---------- Given records ----------
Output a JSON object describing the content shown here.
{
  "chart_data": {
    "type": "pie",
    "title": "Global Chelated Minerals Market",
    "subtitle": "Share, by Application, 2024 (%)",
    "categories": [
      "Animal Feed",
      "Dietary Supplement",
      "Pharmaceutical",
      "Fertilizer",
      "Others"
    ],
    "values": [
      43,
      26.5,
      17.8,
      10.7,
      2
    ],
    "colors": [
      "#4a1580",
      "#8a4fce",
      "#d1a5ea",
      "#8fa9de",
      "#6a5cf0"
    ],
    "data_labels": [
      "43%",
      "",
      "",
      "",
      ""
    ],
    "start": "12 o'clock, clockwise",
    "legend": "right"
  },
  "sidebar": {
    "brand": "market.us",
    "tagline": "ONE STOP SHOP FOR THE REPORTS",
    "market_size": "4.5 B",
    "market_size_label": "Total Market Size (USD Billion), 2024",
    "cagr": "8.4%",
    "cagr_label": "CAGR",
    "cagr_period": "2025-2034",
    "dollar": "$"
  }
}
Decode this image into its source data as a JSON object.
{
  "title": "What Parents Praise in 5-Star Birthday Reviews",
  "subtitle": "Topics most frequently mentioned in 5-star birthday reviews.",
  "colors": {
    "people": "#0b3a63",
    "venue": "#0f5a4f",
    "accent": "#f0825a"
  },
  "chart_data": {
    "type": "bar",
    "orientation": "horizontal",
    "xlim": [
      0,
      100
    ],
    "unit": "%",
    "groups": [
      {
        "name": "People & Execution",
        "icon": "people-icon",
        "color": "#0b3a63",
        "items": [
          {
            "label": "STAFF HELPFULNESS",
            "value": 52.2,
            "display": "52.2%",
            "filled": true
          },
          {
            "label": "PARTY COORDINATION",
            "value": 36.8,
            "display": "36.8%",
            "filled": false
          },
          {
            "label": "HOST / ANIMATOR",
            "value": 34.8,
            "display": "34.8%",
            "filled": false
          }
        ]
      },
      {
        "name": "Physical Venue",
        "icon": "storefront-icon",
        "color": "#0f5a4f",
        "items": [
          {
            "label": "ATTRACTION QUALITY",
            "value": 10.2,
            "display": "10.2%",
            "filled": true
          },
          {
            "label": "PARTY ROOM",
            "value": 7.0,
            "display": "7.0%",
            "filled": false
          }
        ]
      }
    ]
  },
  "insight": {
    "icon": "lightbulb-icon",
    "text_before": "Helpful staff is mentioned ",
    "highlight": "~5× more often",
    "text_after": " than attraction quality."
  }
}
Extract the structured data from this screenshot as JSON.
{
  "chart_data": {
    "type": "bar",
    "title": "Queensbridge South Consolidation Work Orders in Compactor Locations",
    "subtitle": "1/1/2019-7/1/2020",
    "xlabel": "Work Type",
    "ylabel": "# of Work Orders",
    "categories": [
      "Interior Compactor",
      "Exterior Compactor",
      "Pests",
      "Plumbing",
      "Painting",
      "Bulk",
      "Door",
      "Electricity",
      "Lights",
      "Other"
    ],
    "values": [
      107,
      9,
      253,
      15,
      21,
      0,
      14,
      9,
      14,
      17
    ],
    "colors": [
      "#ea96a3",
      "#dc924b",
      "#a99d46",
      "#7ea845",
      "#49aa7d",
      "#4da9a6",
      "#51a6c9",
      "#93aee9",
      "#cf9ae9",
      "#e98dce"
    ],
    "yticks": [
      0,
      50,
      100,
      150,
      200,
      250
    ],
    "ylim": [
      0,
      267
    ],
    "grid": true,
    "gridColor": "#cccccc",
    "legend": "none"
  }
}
----------
» **Aim of the task**
Every line from the one containing "Extract the structured" through the end of the entries above must be echoed exactly, with both ends kept.

» **Result of this task**
Extract the structured data from this screenshot as JSON.
{
  "chart_data": {
    "type": "bar",
    "title": "Queensbridge South Consolidation Work Orders in Compactor Locations",
    "subtitle": "1/1/2019-7/1/2020",
    "xlabel": "Work Type",
    "ylabel": "# of Work Orders",
    "categories": [
      "Interior Compactor",
      "Exterior Compactor",
      "Pests",
      "Plumbing",
      "Painting",
      "Bulk",
      "Door",
      "Electricity",
      "Lights",
      "Other"
    ],
    "values": [
      107,
      9,
      253,
      15,
      21,
      0,
      14,
      9,
      14,
      17
    ],
    "colors": [
      "#ea96a3",
      "#dc924b",
      "#a99d46",
      "#7ea845",
      "#49aa7d",
      "#4da9a6",
      "#51a6c9",
      "#93aee9",
      "#cf9ae9",
      "#e98dce"
    ],
    "yticks": [
      0,
      50,
      100,
      150,
      200,
      250
    ],
    "ylim": [
      0,
      267
    ],
    "grid": true,
    "gridColor": "#cccccc",
    "legend": "none"
  }
}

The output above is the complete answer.